Problems to work on>
• 1. In the article on suspending Russia from the G-8, what program does Andrew Kuchins direct?
• 2. Resume the article on suspending Russia from the G-8, starting after its final sentence.

Extract>
House Intelligence Committee Chairman Mike Rogers, a Michigan Republican, said on Fox News yesterday that Obama should “start the process to remove them from the G-8.”
Senator Lindsey Graham, a South Carolina Republican who has criticized Obama as weak on foreign policy, said on CNN that the president should also try to suspend Russia from the broader G-20 for at least a year, “starting right now.”
Analysts are split over how much effect that suspending Russia’s G-8 membership would have.
‘No Impact’
“The threat to toss Russia from G-8 will have no impact,” said Andrew Kuchins, director of the Russia and Eurasia Program at the Center for Strategic and International Studies in Washington.
Putin’s decision to skip a G-8 meeting that Obama hosted two years ago reflects how little the Russian leader cares, Kuchins said, while it would be “an exercise in futility” to try to get the G-20, whose members include China, to suspend Russia.
Ariel Cohen of the Republican-leaning Heritage Foundation in Washington said Russia’s G-8 status “does matter” in conjunction with sanctions.
“They crave legitimacy,” Cohen said of Russia. “They can destroy their attractiveness as a business-investment target, and they can pay tens of billions of dollars of capital that is fleeing Russia as we speak.”
Cohen said the U.S. and allies should focus on economic and banking sanctions. Sanctions on Iran, he said, have “demonstrated that banking is indeed a very strong tool.”
“There can be signaling done through military deployments, but what really will get their attention is money,” he said.
‘Wimp-in-Chief’
Kuchins said in an e-mail that the U.S. should deploy vessels near the Ukrainian coast, NATO should move troops and go on higher alert, and the U.S. should support Ukraine’s economy.

Excerpted records>

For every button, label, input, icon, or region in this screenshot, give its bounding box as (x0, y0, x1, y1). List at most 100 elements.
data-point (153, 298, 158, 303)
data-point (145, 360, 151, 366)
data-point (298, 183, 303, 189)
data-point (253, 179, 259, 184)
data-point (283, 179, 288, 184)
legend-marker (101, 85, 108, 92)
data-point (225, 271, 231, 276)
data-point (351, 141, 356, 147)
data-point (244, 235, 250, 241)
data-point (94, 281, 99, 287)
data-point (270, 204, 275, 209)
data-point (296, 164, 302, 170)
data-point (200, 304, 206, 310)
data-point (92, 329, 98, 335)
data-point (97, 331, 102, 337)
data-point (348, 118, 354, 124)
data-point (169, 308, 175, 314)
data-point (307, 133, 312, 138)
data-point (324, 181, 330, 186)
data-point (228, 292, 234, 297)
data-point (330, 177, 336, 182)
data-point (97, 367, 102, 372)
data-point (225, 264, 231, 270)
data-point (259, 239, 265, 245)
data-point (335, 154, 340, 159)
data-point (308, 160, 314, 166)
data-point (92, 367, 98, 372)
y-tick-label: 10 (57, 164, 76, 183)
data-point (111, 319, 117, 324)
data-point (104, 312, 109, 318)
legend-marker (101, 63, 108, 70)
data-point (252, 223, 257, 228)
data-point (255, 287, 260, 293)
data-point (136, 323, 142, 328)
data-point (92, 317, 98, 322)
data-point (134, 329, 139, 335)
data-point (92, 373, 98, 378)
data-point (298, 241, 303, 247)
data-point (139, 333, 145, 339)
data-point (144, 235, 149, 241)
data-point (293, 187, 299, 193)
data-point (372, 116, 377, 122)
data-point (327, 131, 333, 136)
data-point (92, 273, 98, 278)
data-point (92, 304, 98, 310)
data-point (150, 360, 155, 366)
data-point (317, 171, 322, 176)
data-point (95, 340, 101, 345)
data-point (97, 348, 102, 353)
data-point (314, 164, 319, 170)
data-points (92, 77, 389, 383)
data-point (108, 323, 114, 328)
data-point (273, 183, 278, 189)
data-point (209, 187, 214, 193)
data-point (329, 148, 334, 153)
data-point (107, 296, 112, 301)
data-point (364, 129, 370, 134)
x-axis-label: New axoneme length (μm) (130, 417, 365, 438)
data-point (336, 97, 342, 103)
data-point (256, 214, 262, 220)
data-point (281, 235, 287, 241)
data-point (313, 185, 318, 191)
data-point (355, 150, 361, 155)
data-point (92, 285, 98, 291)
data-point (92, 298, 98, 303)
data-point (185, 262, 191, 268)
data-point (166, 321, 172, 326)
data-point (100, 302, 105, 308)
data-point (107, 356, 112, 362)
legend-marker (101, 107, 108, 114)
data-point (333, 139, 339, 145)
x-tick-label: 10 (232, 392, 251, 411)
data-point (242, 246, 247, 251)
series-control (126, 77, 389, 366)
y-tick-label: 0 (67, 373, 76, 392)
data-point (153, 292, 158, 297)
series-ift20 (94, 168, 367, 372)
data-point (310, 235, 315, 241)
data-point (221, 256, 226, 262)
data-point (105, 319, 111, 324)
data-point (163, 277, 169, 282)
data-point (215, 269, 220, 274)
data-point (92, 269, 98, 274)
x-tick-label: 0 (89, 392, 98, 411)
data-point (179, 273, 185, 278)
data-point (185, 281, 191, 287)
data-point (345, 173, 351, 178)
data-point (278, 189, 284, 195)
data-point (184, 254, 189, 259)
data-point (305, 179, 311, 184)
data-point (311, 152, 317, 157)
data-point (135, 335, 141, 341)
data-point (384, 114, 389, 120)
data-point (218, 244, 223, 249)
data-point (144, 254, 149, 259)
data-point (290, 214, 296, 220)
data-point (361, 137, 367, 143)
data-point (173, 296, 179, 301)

Answer set>
• 1. The Russia and Eurasia Program at the Center for Strategic and International Studies in Washington.

• 2.
Putin thinks Obama is the “wimp-in-chief,” Kuchins said. “Obama must change that perception immediately.”
The U.S. and other nations are likely to suspend Russia from the G-8 even if the impact is minimal, said Charles Kupchan, a fellow with the Council on Foreign Relations.
“If Sochi is canceled and if Russia is suspended from the G-8 it will not be done under the assumption that these moves will induce Putin to back down,” Kupchan said.
“It would be done under the assumption that there is a rules-based system that makes the world a safer place, and when that system is threatened, countries need to take steps to punish the violators and say to the international community that such behavior will entail costs.”
“The United States has very few sources of leverage if the question is what can it do to get Russia to undo what it has just done in Crimea,” Kupchan said.
“The question now is what can the United States do to make it clear that what happened is way over the line and unacceptable and send a message any further acts of aggression by Putin would be unacceptable and quite costly.”